*** PROVIDED DATA

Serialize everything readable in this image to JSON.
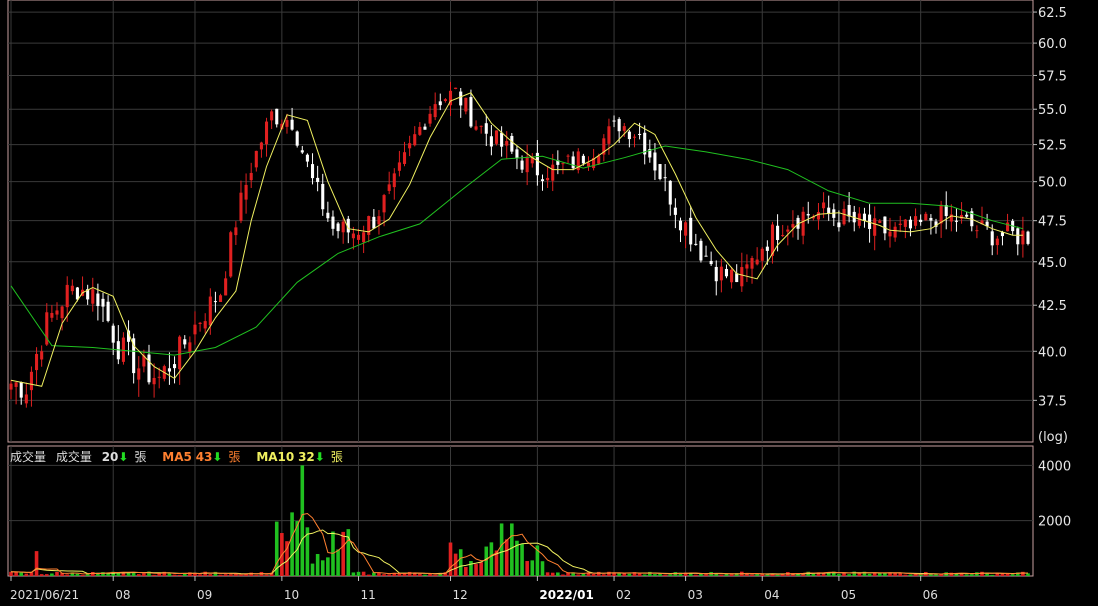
{
  "colors": {
    "background": "#000000",
    "frame": "#c8a0a0",
    "grid": "#3a3a3a",
    "up_candle": "#e02020",
    "down_candle": "#ffffff",
    "ma_short": "#f0f060",
    "ma_long": "#20c020",
    "vol_up": "#e02020",
    "vol_down": "#20c020",
    "vol_ma5": "#ff8030",
    "vol_ma10": "#f0f060"
  },
  "volume_legend": {
    "label": "成交量",
    "vol_label": "成交量",
    "vol_value": "20",
    "vol_unit": "張",
    "ma5_label": "MA5",
    "ma5_value": "43",
    "ma5_unit": "張",
    "ma10_label": "MA10",
    "ma10_value": "32",
    "ma10_unit": "張",
    "arrow": "⬇"
  },
  "chart_data": [
    {
      "type": "candlestick",
      "title": "",
      "y_scale": "log",
      "y_scale_label": "(log)",
      "ylim": [
        35.5,
        63.5
      ],
      "y_ticks": [
        "62.5",
        "60.0",
        "57.5",
        "55.0",
        "52.5",
        "50.0",
        "47.5",
        "45.0",
        "42.5",
        "40.0",
        "37.5"
      ],
      "x_tick_labels": [
        "2021/06/21",
        "08",
        "09",
        "10",
        "11",
        "12",
        "2022/01",
        "02",
        "03",
        "04",
        "05",
        "06"
      ],
      "grid": true,
      "series": [
        {
          "name": "",
          "kind": "ma_short",
          "x": [
            0,
            6,
            10,
            14,
            16,
            20,
            24,
            28,
            32,
            36,
            40,
            44,
            47,
            50,
            54,
            58,
            62,
            66,
            70,
            74,
            78,
            82,
            86,
            90,
            94,
            98,
            102,
            106,
            110,
            114,
            118,
            122,
            126,
            130,
            134,
            138,
            142,
            146,
            150,
            154,
            158,
            162,
            166,
            170,
            172,
            176,
            180,
            184,
            188,
            192,
            196,
            198
          ],
          "values": [
            38.5,
            38.2,
            41.5,
            43.2,
            43.5,
            43.0,
            40.3,
            39.2,
            38.6,
            40.0,
            41.8,
            43.3,
            47.5,
            51.0,
            54.6,
            54.2,
            50.0,
            47.0,
            46.8,
            47.6,
            49.8,
            53.0,
            55.6,
            56.2,
            54.0,
            52.7,
            51.6,
            50.8,
            50.8,
            51.5,
            52.5,
            54.0,
            53.2,
            50.5,
            47.7,
            45.7,
            44.3,
            44.0,
            46.0,
            47.3,
            47.9,
            48.0,
            47.6,
            47.2,
            46.9,
            46.8,
            47.0,
            47.8,
            47.6,
            47.0,
            46.6,
            46.6
          ]
        },
        {
          "name": "",
          "kind": "ma_long",
          "x": [
            0,
            8,
            16,
            24,
            32,
            40,
            48,
            56,
            64,
            72,
            80,
            88,
            96,
            104,
            112,
            120,
            128,
            136,
            144,
            152,
            160,
            168,
            176,
            184,
            192,
            198
          ],
          "values": [
            43.6,
            40.3,
            40.2,
            40.0,
            39.8,
            40.2,
            41.3,
            43.8,
            45.5,
            46.5,
            47.3,
            49.4,
            51.5,
            51.7,
            50.9,
            51.6,
            52.4,
            52.0,
            51.5,
            50.8,
            49.4,
            48.6,
            48.6,
            48.4,
            47.5,
            47.0
          ]
        }
      ],
      "candles_note": "Daily OHLC candlesticks, red = up, white = down"
    },
    {
      "type": "bar",
      "title": "",
      "ylabel": "成交量",
      "ylim": [
        0,
        4700
      ],
      "y_ticks": [
        "4000",
        "2000"
      ],
      "series": [
        {
          "name": "成交量"
        },
        {
          "name": "MA5"
        },
        {
          "name": "MA10"
        }
      ]
    }
  ]
}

******

Leave out the pictures and copy the rest of the material above exactly.

RESPONSE TO THIS TASK
Serialize everything readable in this image to JSON.
{
  "colors": {
    "background": "#000000",
    "frame": "#c8a0a0",
    "grid": "#3a3a3a",
    "up_candle": "#e02020",
    "down_candle": "#ffffff",
    "ma_short": "#f0f060",
    "ma_long": "#20c020",
    "vol_up": "#e02020",
    "vol_down": "#20c020",
    "vol_ma5": "#ff8030",
    "vol_ma10": "#f0f060"
  },
  "volume_legend": {
    "label": "成交量",
    "vol_label": "成交量",
    "vol_value": "20",
    "vol_unit": "張",
    "ma5_label": "MA5",
    "ma5_value": "43",
    "ma5_unit": "張",
    "ma10_label": "MA10",
    "ma10_value": "32",
    "ma10_unit": "張",
    "arrow": "⬇"
  },
  "chart_data": [
    {
      "type": "candlestick",
      "title": "",
      "y_scale": "log",
      "y_scale_label": "(log)",
      "ylim": [
        35.5,
        63.5
      ],
      "y_ticks": [
        "62.5",
        "60.0",
        "57.5",
        "55.0",
        "52.5",
        "50.0",
        "47.5",
        "45.0",
        "42.5",
        "40.0",
        "37.5"
      ],
      "x_tick_labels": [
        "2021/06/21",
        "08",
        "09",
        "10",
        "11",
        "12",
        "2022/01",
        "02",
        "03",
        "04",
        "05",
        "06"
      ],
      "grid": true,
      "series": [
        {
          "name": "",
          "kind": "ma_short",
          "x": [
            0,
            6,
            10,
            14,
            16,
            20,
            24,
            28,
            32,
            36,
            40,
            44,
            47,
            50,
            54,
            58,
            62,
            66,
            70,
            74,
            78,
            82,
            86,
            90,
            94,
            98,
            102,
            106,
            110,
            114,
            118,
            122,
            126,
            130,
            134,
            138,
            142,
            146,
            150,
            154,
            158,
            162,
            166,
            170,
            172,
            176,
            180,
            184,
            188,
            192,
            196,
            198
          ],
          "values": [
            38.5,
            38.2,
            41.5,
            43.2,
            43.5,
            43.0,
            40.3,
            39.2,
            38.6,
            40.0,
            41.8,
            43.3,
            47.5,
            51.0,
            54.6,
            54.2,
            50.0,
            47.0,
            46.8,
            47.6,
            49.8,
            53.0,
            55.6,
            56.2,
            54.0,
            52.7,
            51.6,
            50.8,
            50.8,
            51.5,
            52.5,
            54.0,
            53.2,
            50.5,
            47.7,
            45.7,
            44.3,
            44.0,
            46.0,
            47.3,
            47.9,
            48.0,
            47.6,
            47.2,
            46.9,
            46.8,
            47.0,
            47.8,
            47.6,
            47.0,
            46.6,
            46.6
          ]
        },
        {
          "name": "",
          "kind": "ma_long",
          "x": [
            0,
            8,
            16,
            24,
            32,
            40,
            48,
            56,
            64,
            72,
            80,
            88,
            96,
            104,
            112,
            120,
            128,
            136,
            144,
            152,
            160,
            168,
            176,
            184,
            192,
            198
          ],
          "values": [
            43.6,
            40.3,
            40.2,
            40.0,
            39.8,
            40.2,
            41.3,
            43.8,
            45.5,
            46.5,
            47.3,
            49.4,
            51.5,
            51.7,
            50.9,
            51.6,
            52.4,
            52.0,
            51.5,
            50.8,
            49.4,
            48.6,
            48.6,
            48.4,
            47.5,
            47.0
          ]
        }
      ],
      "candles_note": "Daily OHLC candlesticks, red = up, white = down"
    },
    {
      "type": "bar",
      "title": "",
      "ylabel": "成交量",
      "ylim": [
        0,
        4700
      ],
      "y_ticks": [
        "4000",
        "2000"
      ],
      "series": [
        {
          "name": "成交量"
        },
        {
          "name": "MA5"
        },
        {
          "name": "MA10"
        }
      ]
    }
  ]
}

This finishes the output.